<<<<

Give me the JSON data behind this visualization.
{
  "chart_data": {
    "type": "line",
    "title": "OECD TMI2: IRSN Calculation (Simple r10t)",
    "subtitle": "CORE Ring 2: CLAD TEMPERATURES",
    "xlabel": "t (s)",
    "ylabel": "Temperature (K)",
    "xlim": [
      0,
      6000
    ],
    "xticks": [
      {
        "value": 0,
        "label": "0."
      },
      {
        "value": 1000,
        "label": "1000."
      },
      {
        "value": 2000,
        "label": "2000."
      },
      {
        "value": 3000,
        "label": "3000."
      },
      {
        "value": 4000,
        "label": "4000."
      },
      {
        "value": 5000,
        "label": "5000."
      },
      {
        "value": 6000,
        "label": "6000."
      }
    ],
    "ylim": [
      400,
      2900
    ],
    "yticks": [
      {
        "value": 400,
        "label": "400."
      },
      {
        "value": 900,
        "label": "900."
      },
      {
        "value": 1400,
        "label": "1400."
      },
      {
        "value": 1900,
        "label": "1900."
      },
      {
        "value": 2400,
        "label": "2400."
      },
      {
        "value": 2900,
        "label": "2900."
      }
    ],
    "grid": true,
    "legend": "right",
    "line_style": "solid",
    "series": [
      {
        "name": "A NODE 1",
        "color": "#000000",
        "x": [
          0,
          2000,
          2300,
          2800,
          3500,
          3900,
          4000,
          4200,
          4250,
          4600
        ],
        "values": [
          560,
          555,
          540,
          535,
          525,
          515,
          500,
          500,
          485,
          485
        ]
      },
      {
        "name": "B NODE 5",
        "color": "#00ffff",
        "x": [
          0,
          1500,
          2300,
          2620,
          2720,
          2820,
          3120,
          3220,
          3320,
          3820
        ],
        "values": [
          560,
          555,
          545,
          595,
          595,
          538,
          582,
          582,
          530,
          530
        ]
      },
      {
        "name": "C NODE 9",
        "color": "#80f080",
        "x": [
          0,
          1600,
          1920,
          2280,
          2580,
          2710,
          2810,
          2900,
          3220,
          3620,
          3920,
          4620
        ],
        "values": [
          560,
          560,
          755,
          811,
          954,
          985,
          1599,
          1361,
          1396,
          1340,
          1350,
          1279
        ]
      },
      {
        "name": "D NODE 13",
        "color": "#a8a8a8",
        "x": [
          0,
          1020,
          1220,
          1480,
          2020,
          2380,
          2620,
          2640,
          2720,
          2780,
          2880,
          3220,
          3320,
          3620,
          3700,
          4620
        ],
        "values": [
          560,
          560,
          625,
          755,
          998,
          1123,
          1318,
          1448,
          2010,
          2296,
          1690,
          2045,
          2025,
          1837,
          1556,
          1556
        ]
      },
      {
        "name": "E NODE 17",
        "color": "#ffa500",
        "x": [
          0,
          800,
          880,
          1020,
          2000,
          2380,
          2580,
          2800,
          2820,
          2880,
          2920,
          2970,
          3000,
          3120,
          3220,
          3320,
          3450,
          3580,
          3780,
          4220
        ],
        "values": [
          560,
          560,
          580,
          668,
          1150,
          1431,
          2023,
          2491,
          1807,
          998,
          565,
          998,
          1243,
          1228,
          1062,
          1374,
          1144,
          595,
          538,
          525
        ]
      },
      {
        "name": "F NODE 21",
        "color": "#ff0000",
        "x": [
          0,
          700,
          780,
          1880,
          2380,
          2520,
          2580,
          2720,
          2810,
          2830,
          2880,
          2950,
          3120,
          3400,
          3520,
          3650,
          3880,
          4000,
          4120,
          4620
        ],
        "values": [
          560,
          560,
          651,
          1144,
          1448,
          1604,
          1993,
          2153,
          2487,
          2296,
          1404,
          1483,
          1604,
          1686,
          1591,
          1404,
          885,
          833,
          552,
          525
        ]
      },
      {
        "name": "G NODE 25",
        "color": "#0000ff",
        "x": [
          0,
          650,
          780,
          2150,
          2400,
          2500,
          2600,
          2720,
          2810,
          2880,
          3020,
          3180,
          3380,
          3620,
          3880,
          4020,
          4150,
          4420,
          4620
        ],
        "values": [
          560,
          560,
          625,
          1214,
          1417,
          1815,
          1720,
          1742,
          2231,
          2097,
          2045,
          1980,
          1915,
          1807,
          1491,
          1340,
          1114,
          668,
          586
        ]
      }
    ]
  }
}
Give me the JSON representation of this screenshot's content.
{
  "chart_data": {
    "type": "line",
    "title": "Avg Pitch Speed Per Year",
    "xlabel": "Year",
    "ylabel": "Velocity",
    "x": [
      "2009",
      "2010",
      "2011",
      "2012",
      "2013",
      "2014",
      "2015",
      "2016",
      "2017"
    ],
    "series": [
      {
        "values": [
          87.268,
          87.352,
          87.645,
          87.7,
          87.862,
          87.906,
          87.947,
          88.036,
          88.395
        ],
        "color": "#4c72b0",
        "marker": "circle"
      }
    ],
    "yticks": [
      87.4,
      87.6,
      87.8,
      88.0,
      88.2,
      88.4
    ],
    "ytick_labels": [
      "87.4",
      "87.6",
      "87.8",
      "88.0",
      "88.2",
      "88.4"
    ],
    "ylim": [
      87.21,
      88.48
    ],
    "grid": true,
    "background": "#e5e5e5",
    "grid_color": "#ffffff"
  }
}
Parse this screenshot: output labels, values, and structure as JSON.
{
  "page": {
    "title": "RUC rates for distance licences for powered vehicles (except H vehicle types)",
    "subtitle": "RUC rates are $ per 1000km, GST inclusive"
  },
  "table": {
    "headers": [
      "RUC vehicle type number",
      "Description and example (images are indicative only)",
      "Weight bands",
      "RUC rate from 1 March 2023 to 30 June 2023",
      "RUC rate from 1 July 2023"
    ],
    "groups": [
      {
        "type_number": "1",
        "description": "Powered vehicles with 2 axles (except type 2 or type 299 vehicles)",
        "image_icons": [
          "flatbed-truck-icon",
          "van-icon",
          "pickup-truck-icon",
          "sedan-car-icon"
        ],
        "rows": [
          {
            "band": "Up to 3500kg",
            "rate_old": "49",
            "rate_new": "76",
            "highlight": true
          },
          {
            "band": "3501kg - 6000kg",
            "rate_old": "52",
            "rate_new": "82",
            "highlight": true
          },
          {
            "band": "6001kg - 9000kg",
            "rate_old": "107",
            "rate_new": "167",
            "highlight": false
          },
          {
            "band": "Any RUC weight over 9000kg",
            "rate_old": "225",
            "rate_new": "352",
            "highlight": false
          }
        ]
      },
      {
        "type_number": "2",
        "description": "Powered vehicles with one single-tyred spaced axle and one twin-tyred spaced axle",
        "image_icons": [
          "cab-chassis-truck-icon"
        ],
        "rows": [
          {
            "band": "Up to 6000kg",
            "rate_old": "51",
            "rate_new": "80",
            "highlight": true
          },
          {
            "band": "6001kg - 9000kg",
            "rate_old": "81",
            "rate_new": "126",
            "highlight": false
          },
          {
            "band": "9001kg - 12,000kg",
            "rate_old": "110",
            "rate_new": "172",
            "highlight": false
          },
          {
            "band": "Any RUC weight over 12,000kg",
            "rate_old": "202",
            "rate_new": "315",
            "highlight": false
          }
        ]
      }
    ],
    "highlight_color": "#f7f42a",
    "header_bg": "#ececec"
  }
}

>>>>

INSTRUCTION → Output each record exactly, leaving nothing out.

RESPONSE →
Give me the JSON data behind this visualization.
{
  "chart_data": {
    "type": "line",
    "title": "OECD TMI2: IRSN Calculation (Simple r10t)",
    "subtitle": "CORE Ring 2: CLAD TEMPERATURES",
    "xlabel": "t (s)",
    "ylabel": "Temperature (K)",
    "xlim": [
      0,
      6000
    ],
    "xticks": [
      {
        "value": 0,
        "label": "0."
      },
      {
        "value": 1000,
        "label": "1000."
      },
      {
        "value": 2000,
        "label": "2000."
      },
      {
        "value": 3000,
        "label": "3000."
      },
      {
        "value": 4000,
        "label": "4000."
      },
      {
        "value": 5000,
        "label": "5000."
      },
      {
        "value": 6000,
        "label": "6000."
      }
    ],
    "ylim": [
      400,
      2900
    ],
    "yticks": [
      {
        "value": 400,
        "label": "400."
      },
      {
        "value": 900,
        "label": "900."
      },
      {
        "value": 1400,
        "label": "1400."
      },
      {
        "value": 1900,
        "label": "1900."
      },
      {
        "value": 2400,
        "label": "2400."
      },
      {
        "value": 2900,
        "label": "2900."
      }
    ],
    "grid": true,
    "legend": "right",
    "line_style": "solid",
    "series": [
      {
        "name": "A NODE 1",
        "color": "#000000",
        "x": [
          0,
          2000,
          2300,
          2800,
          3500,
          3900,
          4000,
          4200,
          4250,
          4600
        ],
        "values": [
          560,
          555,
          540,
          535,
          525,
          515,
          500,
          500,
          485,
          485
        ]
      },
      {
        "name": "B NODE 5",
        "color": "#00ffff",
        "x": [
          0,
          1500,
          2300,
          2620,
          2720,
          2820,
          3120,
          3220,
          3320,
          3820
        ],
        "values": [
          560,
          555,
          545,
          595,
          595,
          538,
          582,
          582,
          530,
          530
        ]
      },
      {
        "name": "C NODE 9",
        "color": "#80f080",
        "x": [
          0,
          1600,
          1920,
          2280,
          2580,
          2710,
          2810,
          2900,
          3220,
          3620,
          3920,
          4620
        ],
        "values": [
          560,
          560,
          755,
          811,
          954,
          985,
          1599,
          1361,
          1396,
          1340,
          1350,
          1279
        ]
      },
      {
        "name": "D NODE 13",
        "color": "#a8a8a8",
        "x": [
          0,
          1020,
          1220,
          1480,
          2020,
          2380,
          2620,
          2640,
          2720,
          2780,
          2880,
          3220,
          3320,
          3620,
          3700,
          4620
        ],
        "values": [
          560,
          560,
          625,
          755,
          998,
          1123,
          1318,
          1448,
          2010,
          2296,
          1690,
          2045,
          2025,
          1837,
          1556,
          1556
        ]
      },
      {
        "name": "E NODE 17",
        "color": "#ffa500",
        "x": [
          0,
          800,
          880,
          1020,
          2000,
          2380,
          2580,
          2800,
          2820,
          2880,
          2920,
          2970,
          3000,
          3120,
          3220,
          3320,
          3450,
          3580,
          3780,
          4220
        ],
        "values": [
          560,
          560,
          580,
          668,
          1150,
          1431,
          2023,
          2491,
          1807,
          998,
          565,
          998,
          1243,
          1228,
          1062,
          1374,
          1144,
          595,
          538,
          525
        ]
      },
      {
        "name": "F NODE 21",
        "color": "#ff0000",
        "x": [
          0,
          700,
          780,
          1880,
          2380,
          2520,
          2580,
          2720,
          2810,
          2830,
          2880,
          2950,
          3120,
          3400,
          3520,
          3650,
          3880,
          4000,
          4120,
          4620
        ],
        "values": [
          560,
          560,
          651,
          1144,
          1448,
          1604,
          1993,
          2153,
          2487,
          2296,
          1404,
          1483,
          1604,
          1686,
          1591,
          1404,
          885,
          833,
          552,
          525
        ]
      },
      {
        "name": "G NODE 25",
        "color": "#0000ff",
        "x": [
          0,
          650,
          780,
          2150,
          2400,
          2500,
          2600,
          2720,
          2810,
          2880,
          3020,
          3180,
          3380,
          3620,
          3880,
          4020,
          4150,
          4420,
          4620
        ],
        "values": [
          560,
          560,
          625,
          1214,
          1417,
          1815,
          1720,
          1742,
          2231,
          2097,
          2045,
          1980,
          1915,
          1807,
          1491,
          1340,
          1114,
          668,
          586
        ]
      }
    ]
  }
}
Give me the JSON representation of this screenshot's content.
{
  "chart_data": {
    "type": "line",
    "title": "Avg Pitch Speed Per Year",
    "xlabel": "Year",
    "ylabel": "Velocity",
    "x": [
      "2009",
      "2010",
      "2011",
      "2012",
      "2013",
      "2014",
      "2015",
      "2016",
      "2017"
    ],
    "series": [
      {
        "values": [
          87.268,
          87.352,
          87.645,
          87.7,
          87.862,
          87.906,
          87.947,
          88.036,
          88.395
        ],
        "color": "#4c72b0",
        "marker": "circle"
      }
    ],
    "yticks": [
      87.4,
      87.6,
      87.8,
      88.0,
      88.2,
      88.4
    ],
    "ytick_labels": [
      "87.4",
      "87.6",
      "87.8",
      "88.0",
      "88.2",
      "88.4"
    ],
    "ylim": [
      87.21,
      88.48
    ],
    "grid": true,
    "background": "#e5e5e5",
    "grid_color": "#ffffff"
  }
}
Parse this screenshot: output labels, values, and structure as JSON.
{
  "page": {
    "title": "RUC rates for distance licences for powered vehicles (except H vehicle types)",
    "subtitle": "RUC rates are $ per 1000km, GST inclusive"
  },
  "table": {
    "headers": [
      "RUC vehicle type number",
      "Description and example (images are indicative only)",
      "Weight bands",
      "RUC rate from 1 March 2023 to 30 June 2023",
      "RUC rate from 1 July 2023"
    ],
    "groups": [
      {
        "type_number": "1",
        "description": "Powered vehicles with 2 axles (except type 2 or type 299 vehicles)",
        "image_icons": [
          "flatbed-truck-icon",
          "van-icon",
          "pickup-truck-icon",
          "sedan-car-icon"
        ],
        "rows": [
          {
            "band": "Up to 3500kg",
            "rate_old": "49",
            "rate_new": "76",
            "highlight": true
          },
          {
            "band": "3501kg - 6000kg",
            "rate_old": "52",
            "rate_new": "82",
            "highlight": true
          },
          {
            "band": "6001kg - 9000kg",
            "rate_old": "107",
            "rate_new": "167",
            "highlight": false
          },
          {
            "band": "Any RUC weight over 9000kg",
            "rate_old": "225",
            "rate_new": "352",
            "highlight": false
          }
        ]
      },
      {
        "type_number": "2",
        "description": "Powered vehicles with one single-tyred spaced axle and one twin-tyred spaced axle",
        "image_icons": [
          "cab-chassis-truck-icon"
        ],
        "rows": [
          {
            "band": "Up to 6000kg",
            "rate_old": "51",
            "rate_new": "80",
            "highlight": true
          },
          {
            "band": "6001kg - 9000kg",
            "rate_old": "81",
            "rate_new": "126",
            "highlight": false
          },
          {
            "band": "9001kg - 12,000kg",
            "rate_old": "110",
            "rate_new": "172",
            "highlight": false
          },
          {
            "band": "Any RUC weight over 12,000kg",
            "rate_old": "202",
            "rate_new": "315",
            "highlight": false
          }
        ]
      }
    ],
    "highlight_color": "#f7f42a",
    "header_bg": "#ececec"
  }
}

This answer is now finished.